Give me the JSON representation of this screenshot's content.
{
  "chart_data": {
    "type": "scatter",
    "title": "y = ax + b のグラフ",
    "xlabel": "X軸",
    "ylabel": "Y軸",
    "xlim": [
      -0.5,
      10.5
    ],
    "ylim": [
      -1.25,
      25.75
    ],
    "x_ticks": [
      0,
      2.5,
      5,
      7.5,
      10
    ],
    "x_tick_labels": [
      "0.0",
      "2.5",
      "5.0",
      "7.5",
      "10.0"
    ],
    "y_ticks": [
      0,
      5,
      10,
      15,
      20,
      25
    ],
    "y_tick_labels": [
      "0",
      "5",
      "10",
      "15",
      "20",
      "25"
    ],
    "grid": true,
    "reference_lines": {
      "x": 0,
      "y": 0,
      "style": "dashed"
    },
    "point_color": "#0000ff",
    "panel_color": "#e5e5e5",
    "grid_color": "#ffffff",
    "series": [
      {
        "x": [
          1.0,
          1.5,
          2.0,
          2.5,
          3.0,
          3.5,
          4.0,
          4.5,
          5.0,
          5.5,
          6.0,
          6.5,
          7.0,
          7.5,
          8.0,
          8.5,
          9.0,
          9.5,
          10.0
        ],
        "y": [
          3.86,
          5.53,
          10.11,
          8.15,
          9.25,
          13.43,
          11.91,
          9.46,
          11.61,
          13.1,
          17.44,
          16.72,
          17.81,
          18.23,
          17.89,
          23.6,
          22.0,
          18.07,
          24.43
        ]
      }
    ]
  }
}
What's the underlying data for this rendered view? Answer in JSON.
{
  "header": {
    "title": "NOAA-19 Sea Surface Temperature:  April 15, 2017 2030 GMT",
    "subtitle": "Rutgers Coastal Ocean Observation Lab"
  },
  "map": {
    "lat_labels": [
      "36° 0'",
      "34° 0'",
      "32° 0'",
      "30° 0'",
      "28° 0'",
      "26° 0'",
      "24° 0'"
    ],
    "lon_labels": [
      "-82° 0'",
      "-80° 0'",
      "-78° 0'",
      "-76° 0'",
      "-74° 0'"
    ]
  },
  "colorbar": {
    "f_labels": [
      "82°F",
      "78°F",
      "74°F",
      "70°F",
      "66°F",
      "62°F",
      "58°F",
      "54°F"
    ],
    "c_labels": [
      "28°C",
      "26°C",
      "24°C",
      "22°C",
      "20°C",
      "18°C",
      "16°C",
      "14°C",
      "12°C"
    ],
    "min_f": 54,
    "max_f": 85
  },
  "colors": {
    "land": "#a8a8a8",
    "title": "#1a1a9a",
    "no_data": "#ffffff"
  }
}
————
▶ **Your objective**
Repeat all the entries word for word.

▶ **Finished task**
Give me the JSON representation of this screenshot's content.
{
  "chart_data": {
    "type": "scatter",
    "title": "y = ax + b のグラフ",
    "xlabel": "X軸",
    "ylabel": "Y軸",
    "xlim": [
      -0.5,
      10.5
    ],
    "ylim": [
      -1.25,
      25.75
    ],
    "x_ticks": [
      0,
      2.5,
      5,
      7.5,
      10
    ],
    "x_tick_labels": [
      "0.0",
      "2.5",
      "5.0",
      "7.5",
      "10.0"
    ],
    "y_ticks": [
      0,
      5,
      10,
      15,
      20,
      25
    ],
    "y_tick_labels": [
      "0",
      "5",
      "10",
      "15",
      "20",
      "25"
    ],
    "grid": true,
    "reference_lines": {
      "x": 0,
      "y": 0,
      "style": "dashed"
    },
    "point_color": "#0000ff",
    "panel_color": "#e5e5e5",
    "grid_color": "#ffffff",
    "series": [
      {
        "x": [
          1.0,
          1.5,
          2.0,
          2.5,
          3.0,
          3.5,
          4.0,
          4.5,
          5.0,
          5.5,
          6.0,
          6.5,
          7.0,
          7.5,
          8.0,
          8.5,
          9.0,
          9.5,
          10.0
        ],
        "y": [
          3.86,
          5.53,
          10.11,
          8.15,
          9.25,
          13.43,
          11.91,
          9.46,
          11.61,
          13.1,
          17.44,
          16.72,
          17.81,
          18.23,
          17.89,
          23.6,
          22.0,
          18.07,
          24.43
        ]
      }
    ]
  }
}
What's the underlying data for this rendered view? Answer in JSON.
{
  "header": {
    "title": "NOAA-19 Sea Surface Temperature:  April 15, 2017 2030 GMT",
    "subtitle": "Rutgers Coastal Ocean Observation Lab"
  },
  "map": {
    "lat_labels": [
      "36° 0'",
      "34° 0'",
      "32° 0'",
      "30° 0'",
      "28° 0'",
      "26° 0'",
      "24° 0'"
    ],
    "lon_labels": [
      "-82° 0'",
      "-80° 0'",
      "-78° 0'",
      "-76° 0'",
      "-74° 0'"
    ]
  },
  "colorbar": {
    "f_labels": [
      "82°F",
      "78°F",
      "74°F",
      "70°F",
      "66°F",
      "62°F",
      "58°F",
      "54°F"
    ],
    "c_labels": [
      "28°C",
      "26°C",
      "24°C",
      "22°C",
      "20°C",
      "18°C",
      "16°C",
      "14°C",
      "12°C"
    ],
    "min_f": 54,
    "max_f": 85
  },
  "colors": {
    "land": "#a8a8a8",
    "title": "#1a1a9a",
    "no_data": "#ffffff"
  }
}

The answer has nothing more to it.